Collected data

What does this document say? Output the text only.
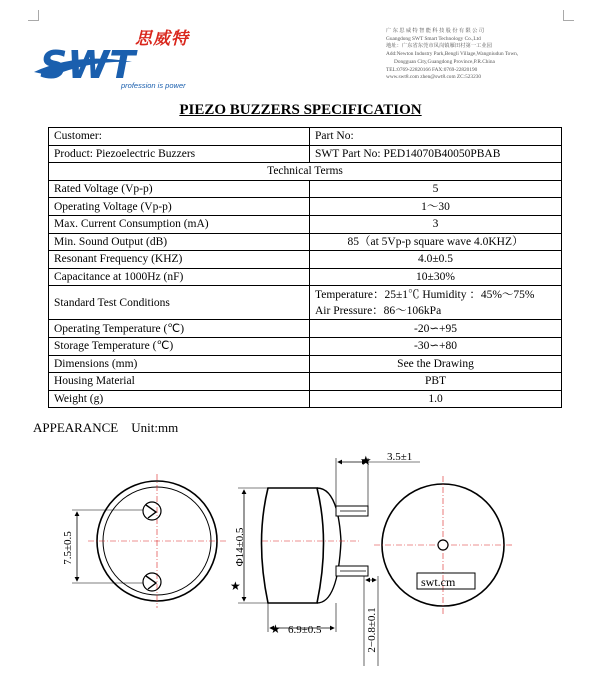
思威特
SWT
profession is power
广 东 思 威 特 智 能 科 技 股 份 有 限 公 司
Guangdong SWT Smart Technology Co.,Ltd
地址：广东省东莞市凤岗镇雁田村第一工业园
Add:Newton Industry Park,Bengli Village,Wangniudun Town,
Dongguan City,Guangdong Province,P.R.China
TEL:0769-22820166 FAX:0769-22820190
www.swt8.com zhen@swt8.com ZC:523230
PIEZO BUZZERS SPECIFICATION
Customer:	Part No:
Product: Piezoelectric Buzzers	SWT Part No: PED14070B40050PBAB
Technical Terms	
Rated Voltage (Vp-p)	5
Operating Voltage (Vp-p)	1～30
Max. Current Consumption (mA)	3
Min. Sound Output (dB)	85（at 5Vp-p square wave 4.0KHZ）
Resonant Frequency (KHZ)	4.0±0.5
Capacitance at 1000Hz (nF)	10±30%
Standard Test Conditions	Temperature：25±1℃ Humidity ：45%～75%
Air Pressure：86～106kPa

Operating Temperature (℃)	-20∽+95
Storage Temperature (℃)	-30∽+80
Dimensions (mm)	See the Drawing
Housing Material	PBT
Weight (g)	1.0
APPEARANCE    Unit:mm
7.5±0.5
3.5±1
★
Φ14±0.5
★
6.9±0.5
★	2−0.8±0.1
swt.cm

*WHAT YOU NEED TO DO*:
Gather each line in the entries above where the string "Voltage" is found.

*SOLUTION FOR THIS PROBLEM*:
Rated Voltage (Vp-p)	5
Operating Voltage (Vp-p)	1～30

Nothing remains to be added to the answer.